[Data entries]
+ + + + +

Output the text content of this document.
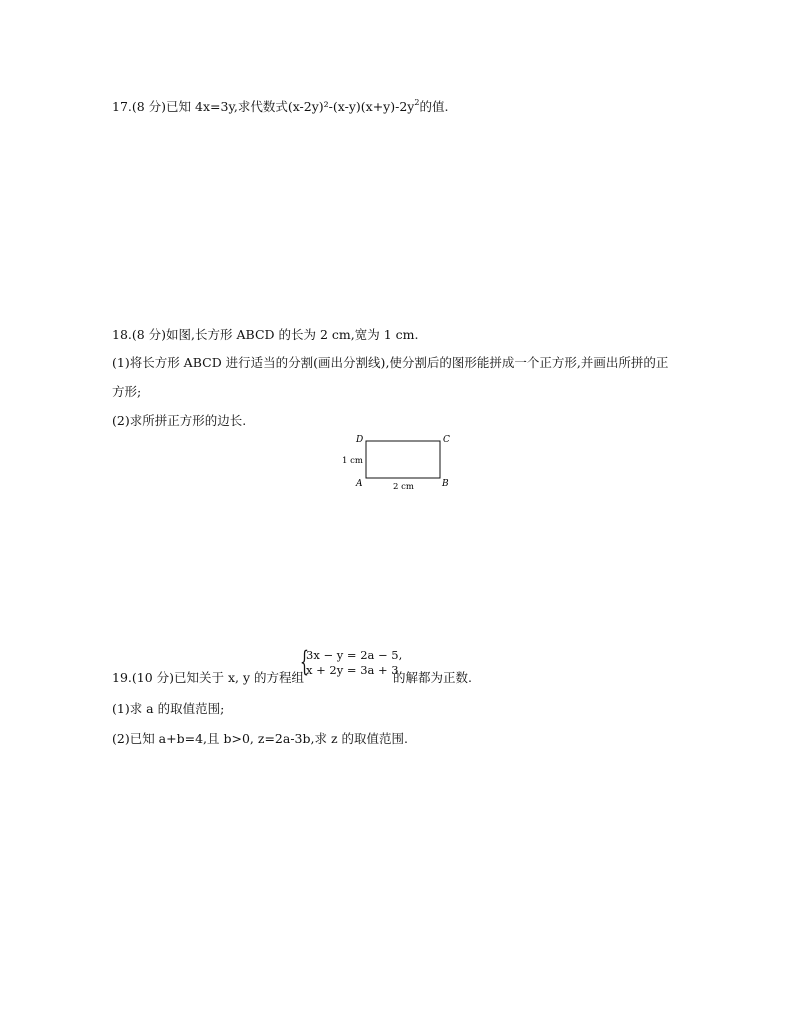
17.(8 分)已知 4x=3y,求代数式$(x-2y)^2-(x-y)(x+y)-2y^2$的值.
18.(8 分)如图,长方形 ABCD 的长为 2 cm,宽为 1 cm.
(1)将长方形 ABCD 进行适当的分割(画出分割线),使分割后的图形能拼成一个正方形,并画出所拼的正
方形;
(2)求所拼正方形的边长.
D	C
A	B
1 cm
2 cm
19.(10 分)已知关于 x, y 的方程组
{
3x − y = 2a − 5,
x + 2y = 3a + 3
的解都为正数.
(1)求 a 的取值范围;
(2)已知 a+b=4,且 b>0, z=2a-3b,求 z 的取值范围.
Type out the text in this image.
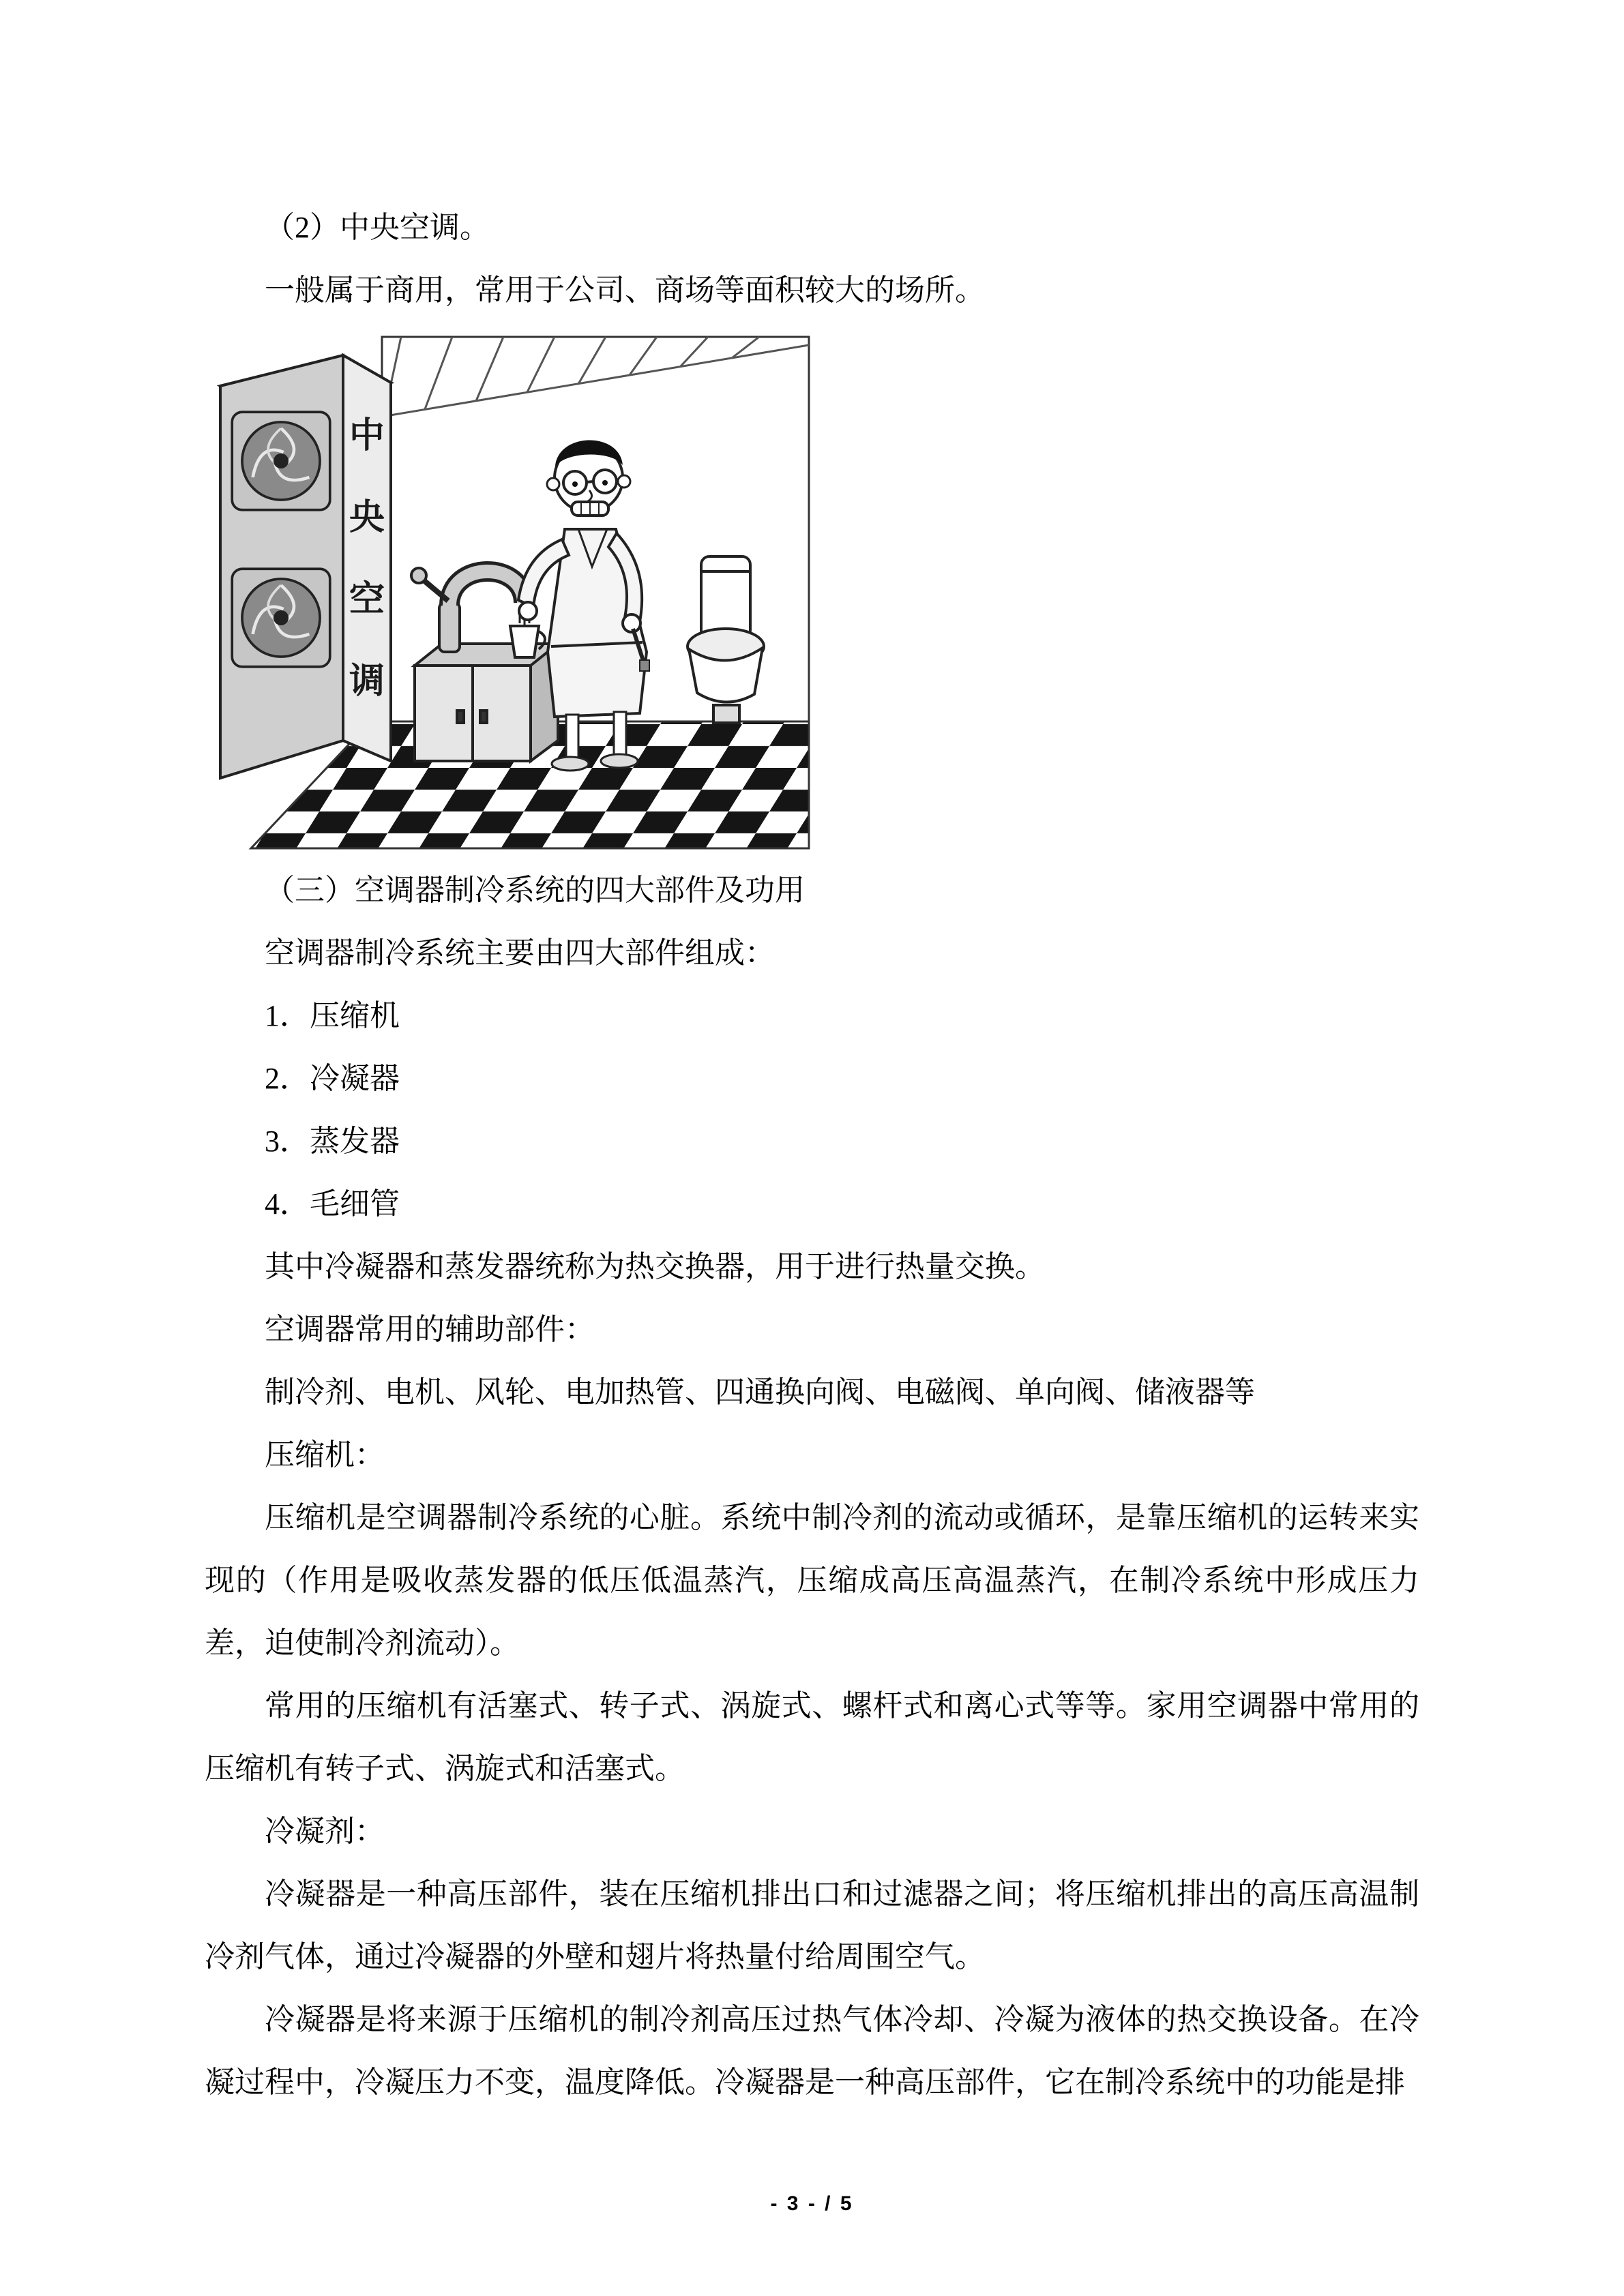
（2）中央空调。

一般属于商用，常用于公司、商场等面积较大的场所。

中
央
空
调

（三）空调器制冷系统的四大部件及功用

空调器制冷系统主要由四大部件组成：

1．压缩机

2．冷凝器

3．蒸发器

4．毛细管

其中冷凝器和蒸发器统称为热交换器，用于进行热量交换。

空调器常用的辅助部件：

制冷剂、电机、风轮、电加热管、四通换向阀、电磁阀、单向阀、储液器等

压缩机：

压缩机是空调器制冷系统的心脏。系统中制冷剂的流动或循环，是靠压缩机的运转来实现的（作用是吸收蒸发器的低压低温蒸汽，压缩成高压高温蒸汽，在制冷系统中形成压力差，迫使制冷剂流动）。

常用的压缩机有活塞式、转子式、涡旋式、螺杆式和离心式等等。家用空调器中常用的压缩机有转子式、涡旋式和活塞式。

冷凝剂：

冷凝器是一种高压部件，装在压缩机排出口和过滤器之间；将压缩机排出的高压高温制冷剂气体，通过冷凝器的外壁和翅片将热量付给周围空气。

冷凝器是将来源于压缩机的制冷剂高压过热气体冷却、冷凝为液体的热交换设备。在冷凝过程中，冷凝压力不变，温度降低。冷凝器是一种高压部件，它在制冷系统中的功能是排

- 3 - / 5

+ + + + +

_TASK GOAL_. Retype each record exactly as it stands, but do not include the pictures.

_SOLUTION TO THIS EXERCISE_.
Output the text content of this document.
17.(8 分)已知 4x=3y,求代数式$(x-2y)^2-(x-y)(x+y)-2y^2$的值.
18.(8 分)如图,长方形 ABCD 的长为 2 cm,宽为 1 cm.
(1)将长方形 ABCD 进行适当的分割(画出分割线),使分割后的图形能拼成一个正方形,并画出所拼的正
方形;
(2)求所拼正方形的边长.
D	C
A	B
1 cm
2 cm
19.(10 分)已知关于 x, y 的方程组
{
3x − y = 2a − 5,
x + 2y = 3a + 3
的解都为正数.
(1)求 a 的取值范围;
(2)已知 a+b=4,且 b>0, z=2a-3b,求 z 的取值范围.
Type out the text in this image.
（2）中央空调。

一般属于商用，常用于公司、商场等面积较大的场所。

中
央
空
调

（三）空调器制冷系统的四大部件及功用

空调器制冷系统主要由四大部件组成：

1．压缩机

2．冷凝器

3．蒸发器

4．毛细管

其中冷凝器和蒸发器统称为热交换器，用于进行热量交换。

空调器常用的辅助部件：

制冷剂、电机、风轮、电加热管、四通换向阀、电磁阀、单向阀、储液器等

压缩机：

压缩机是空调器制冷系统的心脏。系统中制冷剂的流动或循环，是靠压缩机的运转来实现的（作用是吸收蒸发器的低压低温蒸汽，压缩成高压高温蒸汽，在制冷系统中形成压力差，迫使制冷剂流动）。

常用的压缩机有活塞式、转子式、涡旋式、螺杆式和离心式等等。家用空调器中常用的压缩机有转子式、涡旋式和活塞式。

冷凝剂：

冷凝器是一种高压部件，装在压缩机排出口和过滤器之间；将压缩机排出的高压高温制冷剂气体，通过冷凝器的外壁和翅片将热量付给周围空气。

冷凝器是将来源于压缩机的制冷剂高压过热气体冷却、冷凝为液体的热交换设备。在冷凝过程中，冷凝压力不变，温度降低。冷凝器是一种高压部件，它在制冷系统中的功能是排

- 3 - / 5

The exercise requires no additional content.